* _Direction_
Each record below must be returned exactly as shown.

* _The input_
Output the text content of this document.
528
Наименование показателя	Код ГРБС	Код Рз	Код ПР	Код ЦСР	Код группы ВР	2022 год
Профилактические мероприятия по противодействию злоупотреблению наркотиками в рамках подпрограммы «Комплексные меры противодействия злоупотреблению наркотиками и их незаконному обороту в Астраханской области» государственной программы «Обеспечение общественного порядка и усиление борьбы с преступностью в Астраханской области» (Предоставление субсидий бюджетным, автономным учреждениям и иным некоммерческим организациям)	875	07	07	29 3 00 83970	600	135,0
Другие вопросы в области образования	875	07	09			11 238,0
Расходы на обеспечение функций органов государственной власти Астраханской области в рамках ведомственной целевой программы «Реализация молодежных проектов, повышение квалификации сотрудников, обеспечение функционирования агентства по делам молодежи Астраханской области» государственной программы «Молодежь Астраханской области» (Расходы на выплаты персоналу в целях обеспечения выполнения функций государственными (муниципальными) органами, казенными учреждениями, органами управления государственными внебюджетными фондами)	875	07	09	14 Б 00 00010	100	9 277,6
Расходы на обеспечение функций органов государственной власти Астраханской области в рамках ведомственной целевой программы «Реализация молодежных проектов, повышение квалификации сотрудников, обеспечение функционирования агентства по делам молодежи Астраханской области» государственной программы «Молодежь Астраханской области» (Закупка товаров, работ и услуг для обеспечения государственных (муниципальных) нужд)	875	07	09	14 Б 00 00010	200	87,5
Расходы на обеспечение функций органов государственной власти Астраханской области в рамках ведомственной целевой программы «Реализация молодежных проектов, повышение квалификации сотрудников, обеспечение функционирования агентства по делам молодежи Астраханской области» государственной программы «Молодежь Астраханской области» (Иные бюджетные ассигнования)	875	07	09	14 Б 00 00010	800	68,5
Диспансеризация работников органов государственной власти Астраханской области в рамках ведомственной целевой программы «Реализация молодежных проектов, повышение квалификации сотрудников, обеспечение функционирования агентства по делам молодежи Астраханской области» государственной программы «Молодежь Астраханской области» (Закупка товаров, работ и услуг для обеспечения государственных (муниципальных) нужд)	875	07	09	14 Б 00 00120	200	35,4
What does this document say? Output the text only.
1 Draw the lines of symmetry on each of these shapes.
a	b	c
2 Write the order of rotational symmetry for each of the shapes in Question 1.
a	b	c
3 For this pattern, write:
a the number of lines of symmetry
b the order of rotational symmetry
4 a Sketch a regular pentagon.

* _Written response_
Output the text content of this document.
528
Наименование показателя	Код ГРБС	Код Рз	Код ПР	Код ЦСР	Код группы ВР	2022 год
Профилактические мероприятия по противодействию злоупотреблению наркотиками в рамках подпрограммы «Комплексные меры противодействия злоупотреблению наркотиками и их незаконному обороту в Астраханской области» государственной программы «Обеспечение общественного порядка и усиление борьбы с преступностью в Астраханской области» (Предоставление субсидий бюджетным, автономным учреждениям и иным некоммерческим организациям)	875	07	07	29 3 00 83970	600	135,0
Другие вопросы в области образования	875	07	09			11 238,0
Расходы на обеспечение функций органов государственной власти Астраханской области в рамках ведомственной целевой программы «Реализация молодежных проектов, повышение квалификации сотрудников, обеспечение функционирования агентства по делам молодежи Астраханской области» государственной программы «Молодежь Астраханской области» (Расходы на выплаты персоналу в целях обеспечения выполнения функций государственными (муниципальными) органами, казенными учреждениями, органами управления государственными внебюджетными фондами)	875	07	09	14 Б 00 00010	100	9 277,6
Расходы на обеспечение функций органов государственной власти Астраханской области в рамках ведомственной целевой программы «Реализация молодежных проектов, повышение квалификации сотрудников, обеспечение функционирования агентства по делам молодежи Астраханской области» государственной программы «Молодежь Астраханской области» (Закупка товаров, работ и услуг для обеспечения государственных (муниципальных) нужд)	875	07	09	14 Б 00 00010	200	87,5
Расходы на обеспечение функций органов государственной власти Астраханской области в рамках ведомственной целевой программы «Реализация молодежных проектов, повышение квалификации сотрудников, обеспечение функционирования агентства по делам молодежи Астраханской области» государственной программы «Молодежь Астраханской области» (Иные бюджетные ассигнования)	875	07	09	14 Б 00 00010	800	68,5
Диспансеризация работников органов государственной власти Астраханской области в рамках ведомственной целевой программы «Реализация молодежных проектов, повышение квалификации сотрудников, обеспечение функционирования агентства по делам молодежи Астраханской области» государственной программы «Молодежь Астраханской области» (Закупка товаров, работ и услуг для обеспечения государственных (муниципальных) нужд)	875	07	09	14 Б 00 00120	200	35,4
What does this document say? Output the text only.
1 Draw the lines of symmetry on each of these shapes.
a	b	c
2 Write the order of rotational symmetry for each of the shapes in Question 1.
a	b	c
3 For this pattern, write:
a the number of lines of symmetry
b the order of rotational symmetry
4 a Sketch a regular pentagon.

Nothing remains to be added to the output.